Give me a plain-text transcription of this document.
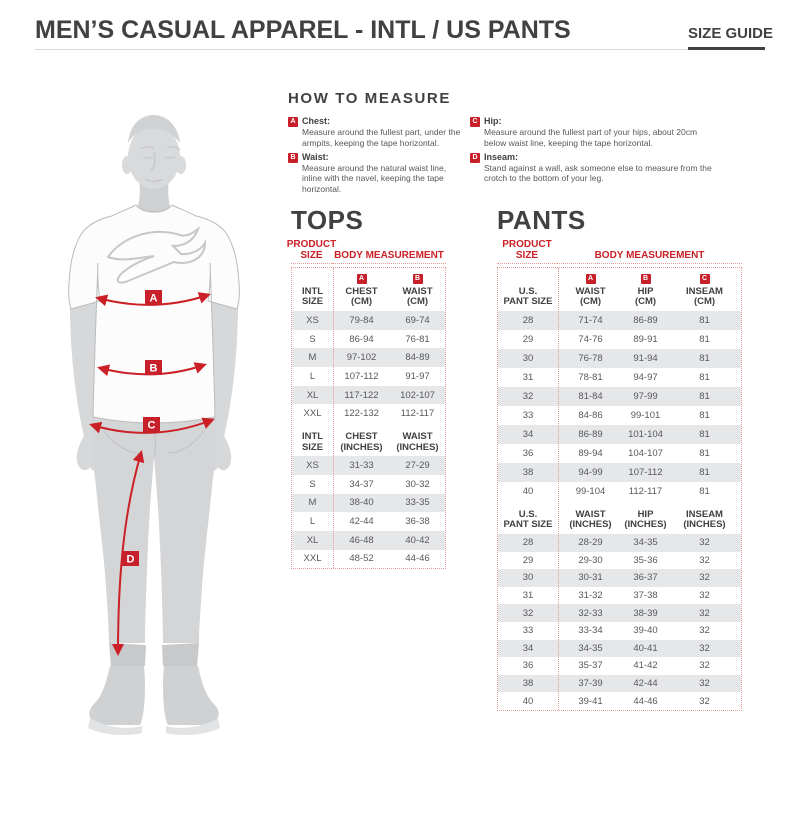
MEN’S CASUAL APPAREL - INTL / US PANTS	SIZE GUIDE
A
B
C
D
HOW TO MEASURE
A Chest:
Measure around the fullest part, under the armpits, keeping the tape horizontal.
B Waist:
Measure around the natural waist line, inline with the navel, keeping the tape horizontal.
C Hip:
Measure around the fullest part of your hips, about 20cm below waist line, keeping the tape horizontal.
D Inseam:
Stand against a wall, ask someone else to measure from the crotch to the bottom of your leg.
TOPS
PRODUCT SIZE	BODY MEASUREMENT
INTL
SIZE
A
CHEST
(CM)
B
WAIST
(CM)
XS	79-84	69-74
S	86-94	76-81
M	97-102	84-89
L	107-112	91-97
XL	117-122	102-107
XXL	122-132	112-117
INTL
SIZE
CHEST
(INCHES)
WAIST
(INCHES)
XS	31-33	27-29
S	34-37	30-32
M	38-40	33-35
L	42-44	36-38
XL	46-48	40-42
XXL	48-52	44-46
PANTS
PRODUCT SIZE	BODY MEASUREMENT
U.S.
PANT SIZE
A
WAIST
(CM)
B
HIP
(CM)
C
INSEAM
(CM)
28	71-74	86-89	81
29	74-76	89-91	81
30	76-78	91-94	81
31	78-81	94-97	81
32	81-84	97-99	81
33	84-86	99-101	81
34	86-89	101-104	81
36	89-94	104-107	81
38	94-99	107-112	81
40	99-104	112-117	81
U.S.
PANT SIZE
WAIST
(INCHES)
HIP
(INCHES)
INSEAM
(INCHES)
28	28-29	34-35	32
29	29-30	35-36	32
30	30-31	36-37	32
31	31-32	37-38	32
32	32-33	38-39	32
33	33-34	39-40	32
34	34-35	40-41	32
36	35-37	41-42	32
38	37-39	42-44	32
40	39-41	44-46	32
****
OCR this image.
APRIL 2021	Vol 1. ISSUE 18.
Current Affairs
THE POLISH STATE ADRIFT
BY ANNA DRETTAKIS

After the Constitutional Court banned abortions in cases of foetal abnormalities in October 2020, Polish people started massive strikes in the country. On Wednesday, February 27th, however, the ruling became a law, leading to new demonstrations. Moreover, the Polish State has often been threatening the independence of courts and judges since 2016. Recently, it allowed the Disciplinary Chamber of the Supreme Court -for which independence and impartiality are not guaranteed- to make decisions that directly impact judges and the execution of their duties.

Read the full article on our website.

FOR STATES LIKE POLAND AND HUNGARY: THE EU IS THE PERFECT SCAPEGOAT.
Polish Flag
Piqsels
****
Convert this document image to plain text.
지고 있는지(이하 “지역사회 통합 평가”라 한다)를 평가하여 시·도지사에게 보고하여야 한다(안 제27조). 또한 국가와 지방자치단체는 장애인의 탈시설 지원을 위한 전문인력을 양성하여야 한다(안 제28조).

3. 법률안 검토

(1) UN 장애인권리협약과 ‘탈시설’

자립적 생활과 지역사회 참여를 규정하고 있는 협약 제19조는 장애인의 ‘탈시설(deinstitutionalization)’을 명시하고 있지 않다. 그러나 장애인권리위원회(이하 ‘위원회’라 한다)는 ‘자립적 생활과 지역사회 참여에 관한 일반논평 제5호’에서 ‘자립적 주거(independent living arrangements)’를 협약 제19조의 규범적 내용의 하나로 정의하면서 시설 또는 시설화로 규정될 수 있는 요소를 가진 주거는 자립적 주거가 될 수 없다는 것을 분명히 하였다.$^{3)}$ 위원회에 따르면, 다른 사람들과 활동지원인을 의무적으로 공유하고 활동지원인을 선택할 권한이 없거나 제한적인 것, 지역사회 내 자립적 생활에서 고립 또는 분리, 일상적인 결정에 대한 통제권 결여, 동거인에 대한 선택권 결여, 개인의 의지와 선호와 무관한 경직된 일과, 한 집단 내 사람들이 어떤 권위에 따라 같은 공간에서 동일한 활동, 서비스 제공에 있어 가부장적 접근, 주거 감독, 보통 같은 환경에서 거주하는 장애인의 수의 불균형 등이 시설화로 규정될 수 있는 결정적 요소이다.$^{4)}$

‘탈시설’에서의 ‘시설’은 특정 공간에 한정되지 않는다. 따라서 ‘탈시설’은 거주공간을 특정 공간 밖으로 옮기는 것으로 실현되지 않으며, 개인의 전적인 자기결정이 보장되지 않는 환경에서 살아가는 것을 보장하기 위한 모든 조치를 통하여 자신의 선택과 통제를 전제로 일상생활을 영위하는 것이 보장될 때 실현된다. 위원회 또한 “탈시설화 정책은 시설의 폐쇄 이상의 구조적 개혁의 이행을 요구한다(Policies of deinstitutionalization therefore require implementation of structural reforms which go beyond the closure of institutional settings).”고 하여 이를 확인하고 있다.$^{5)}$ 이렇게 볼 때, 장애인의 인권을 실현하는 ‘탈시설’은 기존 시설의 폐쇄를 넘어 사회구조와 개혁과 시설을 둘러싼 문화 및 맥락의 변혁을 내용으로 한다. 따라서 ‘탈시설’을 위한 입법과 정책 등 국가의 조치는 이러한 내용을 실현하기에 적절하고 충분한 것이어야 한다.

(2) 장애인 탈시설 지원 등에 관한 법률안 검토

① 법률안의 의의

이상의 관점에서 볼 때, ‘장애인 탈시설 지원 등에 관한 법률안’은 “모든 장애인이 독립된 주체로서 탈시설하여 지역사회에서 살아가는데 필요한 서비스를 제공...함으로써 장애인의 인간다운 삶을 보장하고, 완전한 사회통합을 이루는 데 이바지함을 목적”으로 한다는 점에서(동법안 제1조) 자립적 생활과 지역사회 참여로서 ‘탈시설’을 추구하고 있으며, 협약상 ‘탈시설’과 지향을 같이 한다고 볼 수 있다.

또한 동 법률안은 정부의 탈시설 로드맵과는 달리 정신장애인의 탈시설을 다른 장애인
****
Of the lines in the records, how many contain the word "your"? Answer with the number and nothing else.

2